_EXERCISE GOAL:_
Find how many lines hold the word "deux" and give that number only.

_SUPPLIED MATERIAL:_
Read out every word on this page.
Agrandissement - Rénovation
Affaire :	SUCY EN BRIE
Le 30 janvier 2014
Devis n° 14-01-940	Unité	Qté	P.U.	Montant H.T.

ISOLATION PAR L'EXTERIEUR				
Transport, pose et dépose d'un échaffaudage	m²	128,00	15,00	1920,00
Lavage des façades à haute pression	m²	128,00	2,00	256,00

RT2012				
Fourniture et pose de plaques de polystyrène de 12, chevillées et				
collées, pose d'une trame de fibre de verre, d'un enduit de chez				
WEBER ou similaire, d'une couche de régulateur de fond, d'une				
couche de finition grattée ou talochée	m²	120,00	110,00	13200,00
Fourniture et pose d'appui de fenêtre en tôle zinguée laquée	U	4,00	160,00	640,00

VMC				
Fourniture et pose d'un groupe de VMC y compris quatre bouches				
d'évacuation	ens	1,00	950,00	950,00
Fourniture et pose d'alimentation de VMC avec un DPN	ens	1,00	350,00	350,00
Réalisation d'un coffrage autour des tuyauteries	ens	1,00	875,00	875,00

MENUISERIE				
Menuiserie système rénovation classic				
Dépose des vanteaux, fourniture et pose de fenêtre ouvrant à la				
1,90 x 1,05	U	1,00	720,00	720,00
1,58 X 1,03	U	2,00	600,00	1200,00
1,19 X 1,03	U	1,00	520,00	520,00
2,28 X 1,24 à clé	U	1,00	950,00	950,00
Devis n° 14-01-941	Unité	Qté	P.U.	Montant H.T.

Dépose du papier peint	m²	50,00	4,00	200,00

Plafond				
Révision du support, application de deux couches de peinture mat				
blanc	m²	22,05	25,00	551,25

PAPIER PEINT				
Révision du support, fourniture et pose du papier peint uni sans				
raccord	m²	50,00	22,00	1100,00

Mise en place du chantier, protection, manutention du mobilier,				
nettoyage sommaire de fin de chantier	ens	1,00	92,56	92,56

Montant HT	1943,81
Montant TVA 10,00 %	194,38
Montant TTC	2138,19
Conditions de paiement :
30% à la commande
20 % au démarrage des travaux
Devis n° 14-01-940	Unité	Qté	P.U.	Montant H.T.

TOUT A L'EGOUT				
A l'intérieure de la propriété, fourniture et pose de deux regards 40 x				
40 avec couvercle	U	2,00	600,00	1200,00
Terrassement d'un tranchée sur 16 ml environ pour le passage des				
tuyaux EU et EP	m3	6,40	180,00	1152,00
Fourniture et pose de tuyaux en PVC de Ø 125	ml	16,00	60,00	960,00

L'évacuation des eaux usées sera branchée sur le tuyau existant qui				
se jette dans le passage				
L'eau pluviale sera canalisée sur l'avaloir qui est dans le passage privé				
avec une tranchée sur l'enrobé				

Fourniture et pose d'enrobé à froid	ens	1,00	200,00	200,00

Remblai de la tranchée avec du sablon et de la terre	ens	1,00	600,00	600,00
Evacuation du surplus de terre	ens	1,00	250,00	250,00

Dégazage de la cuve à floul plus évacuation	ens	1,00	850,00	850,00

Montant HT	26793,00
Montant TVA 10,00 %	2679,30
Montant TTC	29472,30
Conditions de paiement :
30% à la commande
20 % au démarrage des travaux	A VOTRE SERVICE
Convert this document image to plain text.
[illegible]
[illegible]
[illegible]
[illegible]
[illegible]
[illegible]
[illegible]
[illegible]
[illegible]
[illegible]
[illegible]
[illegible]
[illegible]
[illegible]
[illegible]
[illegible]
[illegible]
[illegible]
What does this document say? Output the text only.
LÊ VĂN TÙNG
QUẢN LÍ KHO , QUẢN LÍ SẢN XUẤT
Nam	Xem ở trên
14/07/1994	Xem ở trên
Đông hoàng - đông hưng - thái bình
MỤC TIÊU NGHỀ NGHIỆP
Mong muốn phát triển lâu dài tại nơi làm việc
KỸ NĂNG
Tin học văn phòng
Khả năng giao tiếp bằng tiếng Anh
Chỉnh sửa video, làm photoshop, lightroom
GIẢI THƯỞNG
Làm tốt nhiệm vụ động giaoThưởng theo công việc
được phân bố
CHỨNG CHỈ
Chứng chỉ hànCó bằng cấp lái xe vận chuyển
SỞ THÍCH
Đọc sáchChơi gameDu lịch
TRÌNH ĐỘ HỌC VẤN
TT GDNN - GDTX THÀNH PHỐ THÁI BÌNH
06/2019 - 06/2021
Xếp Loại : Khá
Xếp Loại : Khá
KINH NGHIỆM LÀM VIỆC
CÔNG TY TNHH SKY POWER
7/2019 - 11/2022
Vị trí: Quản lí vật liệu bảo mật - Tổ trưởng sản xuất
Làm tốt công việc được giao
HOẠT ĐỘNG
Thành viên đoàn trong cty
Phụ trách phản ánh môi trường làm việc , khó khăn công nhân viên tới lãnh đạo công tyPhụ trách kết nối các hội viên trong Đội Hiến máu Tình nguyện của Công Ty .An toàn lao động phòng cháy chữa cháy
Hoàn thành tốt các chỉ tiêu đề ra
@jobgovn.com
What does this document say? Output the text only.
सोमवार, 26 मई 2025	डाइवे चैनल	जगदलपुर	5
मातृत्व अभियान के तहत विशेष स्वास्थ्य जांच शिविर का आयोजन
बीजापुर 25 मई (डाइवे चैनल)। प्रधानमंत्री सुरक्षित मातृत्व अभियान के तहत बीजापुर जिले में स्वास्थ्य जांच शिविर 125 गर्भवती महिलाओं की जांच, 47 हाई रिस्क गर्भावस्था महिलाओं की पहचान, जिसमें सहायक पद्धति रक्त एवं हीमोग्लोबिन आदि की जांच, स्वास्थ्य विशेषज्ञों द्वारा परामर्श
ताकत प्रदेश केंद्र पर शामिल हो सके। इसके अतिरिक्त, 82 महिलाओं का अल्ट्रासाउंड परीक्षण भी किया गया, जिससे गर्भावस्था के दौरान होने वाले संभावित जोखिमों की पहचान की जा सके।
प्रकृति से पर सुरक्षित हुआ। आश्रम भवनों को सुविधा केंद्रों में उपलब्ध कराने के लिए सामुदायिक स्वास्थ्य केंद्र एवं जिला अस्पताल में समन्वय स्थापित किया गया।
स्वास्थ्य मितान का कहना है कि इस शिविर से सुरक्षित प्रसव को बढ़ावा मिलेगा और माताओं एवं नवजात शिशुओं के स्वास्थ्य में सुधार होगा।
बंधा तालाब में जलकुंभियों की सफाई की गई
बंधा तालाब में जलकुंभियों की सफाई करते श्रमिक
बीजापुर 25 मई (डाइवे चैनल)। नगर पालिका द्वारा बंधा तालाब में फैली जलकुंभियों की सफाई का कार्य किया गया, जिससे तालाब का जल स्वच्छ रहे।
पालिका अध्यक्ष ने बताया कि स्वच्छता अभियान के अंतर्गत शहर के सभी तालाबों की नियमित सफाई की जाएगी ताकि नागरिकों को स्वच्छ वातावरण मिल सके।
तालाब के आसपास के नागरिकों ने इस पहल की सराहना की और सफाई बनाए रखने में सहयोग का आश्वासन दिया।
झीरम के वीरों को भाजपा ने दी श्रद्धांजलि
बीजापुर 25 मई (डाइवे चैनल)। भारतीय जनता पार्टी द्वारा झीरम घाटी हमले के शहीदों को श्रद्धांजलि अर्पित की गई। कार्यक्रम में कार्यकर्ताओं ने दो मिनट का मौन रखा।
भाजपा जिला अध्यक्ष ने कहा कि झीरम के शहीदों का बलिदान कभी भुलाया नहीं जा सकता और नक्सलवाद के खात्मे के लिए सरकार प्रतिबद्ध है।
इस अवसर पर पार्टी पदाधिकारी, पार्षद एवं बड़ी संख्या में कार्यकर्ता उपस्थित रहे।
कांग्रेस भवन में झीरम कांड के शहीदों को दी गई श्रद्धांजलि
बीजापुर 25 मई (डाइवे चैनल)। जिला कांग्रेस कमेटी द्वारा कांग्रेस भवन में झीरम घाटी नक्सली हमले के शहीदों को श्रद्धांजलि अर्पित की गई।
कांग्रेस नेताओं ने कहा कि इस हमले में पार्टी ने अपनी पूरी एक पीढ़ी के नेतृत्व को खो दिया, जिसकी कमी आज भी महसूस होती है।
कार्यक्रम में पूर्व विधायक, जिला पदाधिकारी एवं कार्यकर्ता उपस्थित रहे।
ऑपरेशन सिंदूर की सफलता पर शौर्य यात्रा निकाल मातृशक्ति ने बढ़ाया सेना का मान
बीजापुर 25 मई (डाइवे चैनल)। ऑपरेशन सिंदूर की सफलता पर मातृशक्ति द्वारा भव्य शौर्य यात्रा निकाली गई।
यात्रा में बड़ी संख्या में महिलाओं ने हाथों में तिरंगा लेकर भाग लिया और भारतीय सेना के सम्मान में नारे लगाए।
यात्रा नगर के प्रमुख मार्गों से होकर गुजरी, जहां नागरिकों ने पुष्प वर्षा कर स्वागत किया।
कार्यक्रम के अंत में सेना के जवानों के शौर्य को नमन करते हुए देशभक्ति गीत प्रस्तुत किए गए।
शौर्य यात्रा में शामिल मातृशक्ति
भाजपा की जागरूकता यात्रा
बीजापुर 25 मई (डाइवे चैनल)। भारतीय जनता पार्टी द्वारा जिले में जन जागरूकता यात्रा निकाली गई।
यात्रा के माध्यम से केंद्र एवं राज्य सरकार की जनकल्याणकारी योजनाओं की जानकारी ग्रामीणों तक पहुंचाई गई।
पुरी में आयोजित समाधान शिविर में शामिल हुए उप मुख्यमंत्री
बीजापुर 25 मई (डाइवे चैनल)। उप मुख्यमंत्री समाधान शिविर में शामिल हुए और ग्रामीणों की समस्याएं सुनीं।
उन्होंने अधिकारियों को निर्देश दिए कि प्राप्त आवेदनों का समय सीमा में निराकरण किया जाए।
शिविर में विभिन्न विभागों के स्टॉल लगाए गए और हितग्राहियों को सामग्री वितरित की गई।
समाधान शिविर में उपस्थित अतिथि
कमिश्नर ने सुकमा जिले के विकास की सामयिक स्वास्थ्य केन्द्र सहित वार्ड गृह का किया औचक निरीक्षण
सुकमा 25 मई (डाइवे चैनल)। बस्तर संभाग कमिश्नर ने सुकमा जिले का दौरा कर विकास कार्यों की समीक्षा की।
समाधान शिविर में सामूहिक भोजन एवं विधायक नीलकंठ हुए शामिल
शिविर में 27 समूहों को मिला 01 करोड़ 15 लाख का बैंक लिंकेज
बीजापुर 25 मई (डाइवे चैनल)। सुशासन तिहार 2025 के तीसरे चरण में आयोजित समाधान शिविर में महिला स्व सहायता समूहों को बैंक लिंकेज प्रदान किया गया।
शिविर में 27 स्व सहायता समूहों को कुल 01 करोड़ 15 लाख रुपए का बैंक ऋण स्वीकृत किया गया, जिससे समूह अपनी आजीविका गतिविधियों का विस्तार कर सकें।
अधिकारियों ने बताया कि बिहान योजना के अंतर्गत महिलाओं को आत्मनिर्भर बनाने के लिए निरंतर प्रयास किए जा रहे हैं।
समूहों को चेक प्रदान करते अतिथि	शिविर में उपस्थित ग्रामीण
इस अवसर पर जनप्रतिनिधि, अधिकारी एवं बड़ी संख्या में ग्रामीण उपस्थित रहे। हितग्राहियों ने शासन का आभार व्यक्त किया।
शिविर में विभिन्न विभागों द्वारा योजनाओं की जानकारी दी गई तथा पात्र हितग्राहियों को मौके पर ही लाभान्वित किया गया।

_TASK RESULT:_
2